_TASK TO CARRY OUT:_ Write out all of the data without omission, exactly as shown.

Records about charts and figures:

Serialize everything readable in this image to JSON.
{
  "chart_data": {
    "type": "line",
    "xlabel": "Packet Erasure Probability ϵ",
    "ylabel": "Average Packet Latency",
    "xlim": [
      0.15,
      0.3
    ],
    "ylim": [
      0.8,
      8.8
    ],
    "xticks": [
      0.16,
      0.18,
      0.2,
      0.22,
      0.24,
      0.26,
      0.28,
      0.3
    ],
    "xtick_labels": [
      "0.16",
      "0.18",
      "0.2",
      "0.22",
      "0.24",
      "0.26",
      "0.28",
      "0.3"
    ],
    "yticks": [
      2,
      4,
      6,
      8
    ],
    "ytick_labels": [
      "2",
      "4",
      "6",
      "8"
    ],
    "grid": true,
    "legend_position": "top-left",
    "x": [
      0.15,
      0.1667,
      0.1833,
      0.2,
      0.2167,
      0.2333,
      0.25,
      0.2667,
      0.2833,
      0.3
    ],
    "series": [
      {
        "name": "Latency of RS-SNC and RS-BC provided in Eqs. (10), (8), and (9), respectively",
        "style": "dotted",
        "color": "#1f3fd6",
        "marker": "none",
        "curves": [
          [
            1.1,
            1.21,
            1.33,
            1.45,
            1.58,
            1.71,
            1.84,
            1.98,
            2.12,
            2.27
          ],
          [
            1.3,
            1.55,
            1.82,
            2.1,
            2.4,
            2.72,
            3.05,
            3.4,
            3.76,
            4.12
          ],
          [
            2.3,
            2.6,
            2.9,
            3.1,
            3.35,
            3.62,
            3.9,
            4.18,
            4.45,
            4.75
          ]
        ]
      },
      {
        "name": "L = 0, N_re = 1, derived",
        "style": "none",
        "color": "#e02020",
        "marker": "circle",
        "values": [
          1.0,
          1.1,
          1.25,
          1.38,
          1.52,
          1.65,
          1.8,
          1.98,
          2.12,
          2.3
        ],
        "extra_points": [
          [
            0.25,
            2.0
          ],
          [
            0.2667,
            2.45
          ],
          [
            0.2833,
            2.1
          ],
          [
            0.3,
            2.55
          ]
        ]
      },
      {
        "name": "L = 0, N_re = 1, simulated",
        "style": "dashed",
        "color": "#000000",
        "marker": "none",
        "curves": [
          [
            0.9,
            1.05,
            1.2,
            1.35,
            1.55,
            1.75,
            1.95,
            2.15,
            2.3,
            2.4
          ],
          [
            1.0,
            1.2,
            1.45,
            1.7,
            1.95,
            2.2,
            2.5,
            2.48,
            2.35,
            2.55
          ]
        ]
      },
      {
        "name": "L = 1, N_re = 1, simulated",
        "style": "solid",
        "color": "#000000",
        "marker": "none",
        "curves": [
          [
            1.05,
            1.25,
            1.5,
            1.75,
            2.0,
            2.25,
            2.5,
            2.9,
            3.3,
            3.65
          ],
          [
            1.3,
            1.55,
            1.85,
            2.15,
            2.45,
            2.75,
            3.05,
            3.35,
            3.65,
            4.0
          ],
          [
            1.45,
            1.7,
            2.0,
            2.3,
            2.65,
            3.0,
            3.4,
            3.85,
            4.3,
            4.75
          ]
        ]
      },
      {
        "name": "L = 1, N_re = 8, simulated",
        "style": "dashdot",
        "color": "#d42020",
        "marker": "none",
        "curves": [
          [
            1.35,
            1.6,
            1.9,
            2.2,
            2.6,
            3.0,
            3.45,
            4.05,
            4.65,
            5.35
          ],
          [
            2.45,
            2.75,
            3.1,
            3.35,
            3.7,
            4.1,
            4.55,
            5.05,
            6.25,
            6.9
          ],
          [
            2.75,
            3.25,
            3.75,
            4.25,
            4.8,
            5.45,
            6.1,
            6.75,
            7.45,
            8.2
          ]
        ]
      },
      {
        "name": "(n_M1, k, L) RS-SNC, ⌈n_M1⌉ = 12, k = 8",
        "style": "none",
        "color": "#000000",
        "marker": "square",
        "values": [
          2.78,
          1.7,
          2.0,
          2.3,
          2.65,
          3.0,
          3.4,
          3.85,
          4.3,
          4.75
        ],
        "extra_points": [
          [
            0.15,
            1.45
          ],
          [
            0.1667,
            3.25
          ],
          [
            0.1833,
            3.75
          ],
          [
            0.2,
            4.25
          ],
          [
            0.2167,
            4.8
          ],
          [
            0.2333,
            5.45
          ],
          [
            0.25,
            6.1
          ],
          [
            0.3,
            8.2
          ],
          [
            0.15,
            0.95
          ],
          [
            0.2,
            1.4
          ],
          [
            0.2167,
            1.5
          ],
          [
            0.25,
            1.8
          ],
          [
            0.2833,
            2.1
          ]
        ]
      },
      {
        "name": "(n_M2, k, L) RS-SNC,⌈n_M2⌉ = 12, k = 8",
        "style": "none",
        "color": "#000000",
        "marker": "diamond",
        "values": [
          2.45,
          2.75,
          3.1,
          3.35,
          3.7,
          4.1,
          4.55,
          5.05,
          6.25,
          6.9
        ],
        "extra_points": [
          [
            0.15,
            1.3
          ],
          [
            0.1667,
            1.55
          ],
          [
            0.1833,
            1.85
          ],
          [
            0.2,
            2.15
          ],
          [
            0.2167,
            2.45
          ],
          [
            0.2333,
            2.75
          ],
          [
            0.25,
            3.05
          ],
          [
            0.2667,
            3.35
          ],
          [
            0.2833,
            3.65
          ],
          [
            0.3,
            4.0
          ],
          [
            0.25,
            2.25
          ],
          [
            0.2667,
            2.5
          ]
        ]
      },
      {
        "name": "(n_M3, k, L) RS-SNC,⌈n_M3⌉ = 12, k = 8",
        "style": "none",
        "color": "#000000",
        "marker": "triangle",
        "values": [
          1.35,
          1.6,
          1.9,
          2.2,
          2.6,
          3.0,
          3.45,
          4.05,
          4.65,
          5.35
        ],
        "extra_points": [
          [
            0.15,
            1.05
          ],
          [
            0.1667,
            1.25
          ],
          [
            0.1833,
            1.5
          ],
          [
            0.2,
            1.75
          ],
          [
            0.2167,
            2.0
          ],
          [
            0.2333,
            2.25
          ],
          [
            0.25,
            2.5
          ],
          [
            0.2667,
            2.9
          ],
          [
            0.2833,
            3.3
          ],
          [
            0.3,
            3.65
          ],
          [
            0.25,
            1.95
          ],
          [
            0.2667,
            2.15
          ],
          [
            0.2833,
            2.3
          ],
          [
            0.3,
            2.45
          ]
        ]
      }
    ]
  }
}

_PROBLEM SOLUTION:_
Serialize everything readable in this image to JSON.
{
  "chart_data": {
    "type": "line",
    "xlabel": "Packet Erasure Probability ϵ",
    "ylabel": "Average Packet Latency",
    "xlim": [
      0.15,
      0.3
    ],
    "ylim": [
      0.8,
      8.8
    ],
    "xticks": [
      0.16,
      0.18,
      0.2,
      0.22,
      0.24,
      0.26,
      0.28,
      0.3
    ],
    "xtick_labels": [
      "0.16",
      "0.18",
      "0.2",
      "0.22",
      "0.24",
      "0.26",
      "0.28",
      "0.3"
    ],
    "yticks": [
      2,
      4,
      6,
      8
    ],
    "ytick_labels": [
      "2",
      "4",
      "6",
      "8"
    ],
    "grid": true,
    "legend_position": "top-left",
    "x": [
      0.15,
      0.1667,
      0.1833,
      0.2,
      0.2167,
      0.2333,
      0.25,
      0.2667,
      0.2833,
      0.3
    ],
    "series": [
      {
        "name": "Latency of RS-SNC and RS-BC provided in Eqs. (10), (8), and (9), respectively",
        "style": "dotted",
        "color": "#1f3fd6",
        "marker": "none",
        "curves": [
          [
            1.1,
            1.21,
            1.33,
            1.45,
            1.58,
            1.71,
            1.84,
            1.98,
            2.12,
            2.27
          ],
          [
            1.3,
            1.55,
            1.82,
            2.1,
            2.4,
            2.72,
            3.05,
            3.4,
            3.76,
            4.12
          ],
          [
            2.3,
            2.6,
            2.9,
            3.1,
            3.35,
            3.62,
            3.9,
            4.18,
            4.45,
            4.75
          ]
        ]
      },
      {
        "name": "L = 0, N_re = 1, derived",
        "style": "none",
        "color": "#e02020",
        "marker": "circle",
        "values": [
          1.0,
          1.1,
          1.25,
          1.38,
          1.52,
          1.65,
          1.8,
          1.98,
          2.12,
          2.3
        ],
        "extra_points": [
          [
            0.25,
            2.0
          ],
          [
            0.2667,
            2.45
          ],
          [
            0.2833,
            2.1
          ],
          [
            0.3,
            2.55
          ]
        ]
      },
      {
        "name": "L = 0, N_re = 1, simulated",
        "style": "dashed",
        "color": "#000000",
        "marker": "none",
        "curves": [
          [
            0.9,
            1.05,
            1.2,
            1.35,
            1.55,
            1.75,
            1.95,
            2.15,
            2.3,
            2.4
          ],
          [
            1.0,
            1.2,
            1.45,
            1.7,
            1.95,
            2.2,
            2.5,
            2.48,
            2.35,
            2.55
          ]
        ]
      },
      {
        "name": "L = 1, N_re = 1, simulated",
        "style": "solid",
        "color": "#000000",
        "marker": "none",
        "curves": [
          [
            1.05,
            1.25,
            1.5,
            1.75,
            2.0,
            2.25,
            2.5,
            2.9,
            3.3,
            3.65
          ],
          [
            1.3,
            1.55,
            1.85,
            2.15,
            2.45,
            2.75,
            3.05,
            3.35,
            3.65,
            4.0
          ],
          [
            1.45,
            1.7,
            2.0,
            2.3,
            2.65,
            3.0,
            3.4,
            3.85,
            4.3,
            4.75
          ]
        ]
      },
      {
        "name": "L = 1, N_re = 8, simulated",
        "style": "dashdot",
        "color": "#d42020",
        "marker": "none",
        "curves": [
          [
            1.35,
            1.6,
            1.9,
            2.2,
            2.6,
            3.0,
            3.45,
            4.05,
            4.65,
            5.35
          ],
          [
            2.45,
            2.75,
            3.1,
            3.35,
            3.7,
            4.1,
            4.55,
            5.05,
            6.25,
            6.9
          ],
          [
            2.75,
            3.25,
            3.75,
            4.25,
            4.8,
            5.45,
            6.1,
            6.75,
            7.45,
            8.2
          ]
        ]
      },
      {
        "name": "(n_M1, k, L) RS-SNC, ⌈n_M1⌉ = 12, k = 8",
        "style": "none",
        "color": "#000000",
        "marker": "square",
        "values": [
          2.78,
          1.7,
          2.0,
          2.3,
          2.65,
          3.0,
          3.4,
          3.85,
          4.3,
          4.75
        ],
        "extra_points": [
          [
            0.15,
            1.45
          ],
          [
            0.1667,
            3.25
          ],
          [
            0.1833,
            3.75
          ],
          [
            0.2,
            4.25
          ],
          [
            0.2167,
            4.8
          ],
          [
            0.2333,
            5.45
          ],
          [
            0.25,
            6.1
          ],
          [
            0.3,
            8.2
          ],
          [
            0.15,
            0.95
          ],
          [
            0.2,
            1.4
          ],
          [
            0.2167,
            1.5
          ],
          [
            0.25,
            1.8
          ],
          [
            0.2833,
            2.1
          ]
        ]
      },
      {
        "name": "(n_M2, k, L) RS-SNC,⌈n_M2⌉ = 12, k = 8",
        "style": "none",
        "color": "#000000",
        "marker": "diamond",
        "values": [
          2.45,
          2.75,
          3.1,
          3.35,
          3.7,
          4.1,
          4.55,
          5.05,
          6.25,
          6.9
        ],
        "extra_points": [
          [
            0.15,
            1.3
          ],
          [
            0.1667,
            1.55
          ],
          [
            0.1833,
            1.85
          ],
          [
            0.2,
            2.15
          ],
          [
            0.2167,
            2.45
          ],
          [
            0.2333,
            2.75
          ],
          [
            0.25,
            3.05
          ],
          [
            0.2667,
            3.35
          ],
          [
            0.2833,
            3.65
          ],
          [
            0.3,
            4.0
          ],
          [
            0.25,
            2.25
          ],
          [
            0.2667,
            2.5
          ]
        ]
      },
      {
        "name": "(n_M3, k, L) RS-SNC,⌈n_M3⌉ = 12, k = 8",
        "style": "none",
        "color": "#000000",
        "marker": "triangle",
        "values": [
          1.35,
          1.6,
          1.9,
          2.2,
          2.6,
          3.0,
          3.45,
          4.05,
          4.65,
          5.35
        ],
        "extra_points": [
          [
            0.15,
            1.05
          ],
          [
            0.1667,
            1.25
          ],
          [
            0.1833,
            1.5
          ],
          [
            0.2,
            1.75
          ],
          [
            0.2167,
            2.0
          ],
          [
            0.2333,
            2.25
          ],
          [
            0.25,
            2.5
          ],
          [
            0.2667,
            2.9
          ],
          [
            0.2833,
            3.3
          ],
          [
            0.3,
            3.65
          ],
          [
            0.25,
            1.95
          ],
          [
            0.2667,
            2.15
          ],
          [
            0.2833,
            2.3
          ],
          [
            0.3,
            2.45
          ]
        ]
      }
    ]
  }
}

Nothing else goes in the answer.